## REQUIREMENT
Find and return each line containing "icon".

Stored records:
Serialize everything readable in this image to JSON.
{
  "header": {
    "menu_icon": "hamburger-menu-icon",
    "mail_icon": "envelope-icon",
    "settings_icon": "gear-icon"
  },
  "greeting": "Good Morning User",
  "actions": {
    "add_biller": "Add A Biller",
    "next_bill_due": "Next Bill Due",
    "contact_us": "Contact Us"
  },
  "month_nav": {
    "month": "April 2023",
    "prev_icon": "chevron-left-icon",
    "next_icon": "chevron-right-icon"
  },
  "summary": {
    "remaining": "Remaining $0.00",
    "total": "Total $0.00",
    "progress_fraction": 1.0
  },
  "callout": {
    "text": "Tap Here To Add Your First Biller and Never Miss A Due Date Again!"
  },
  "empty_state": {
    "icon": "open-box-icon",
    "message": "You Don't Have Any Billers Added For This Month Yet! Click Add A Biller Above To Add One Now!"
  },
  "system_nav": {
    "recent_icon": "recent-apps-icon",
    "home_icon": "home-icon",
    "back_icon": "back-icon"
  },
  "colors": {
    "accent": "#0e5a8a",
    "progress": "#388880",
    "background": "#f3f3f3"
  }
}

## EXPECTED ANSWER
    "menu_icon": "hamburger-menu-icon",
    "mail_icon": "envelope-icon",
    "settings_icon": "gear-icon"
    "prev_icon": "chevron-left-icon",
    "next_icon": "chevron-right-icon"
    "icon": "open-box-icon",
    "recent_icon": "recent-apps-icon",
    "home_icon": "home-icon",
    "back_icon": "back-icon"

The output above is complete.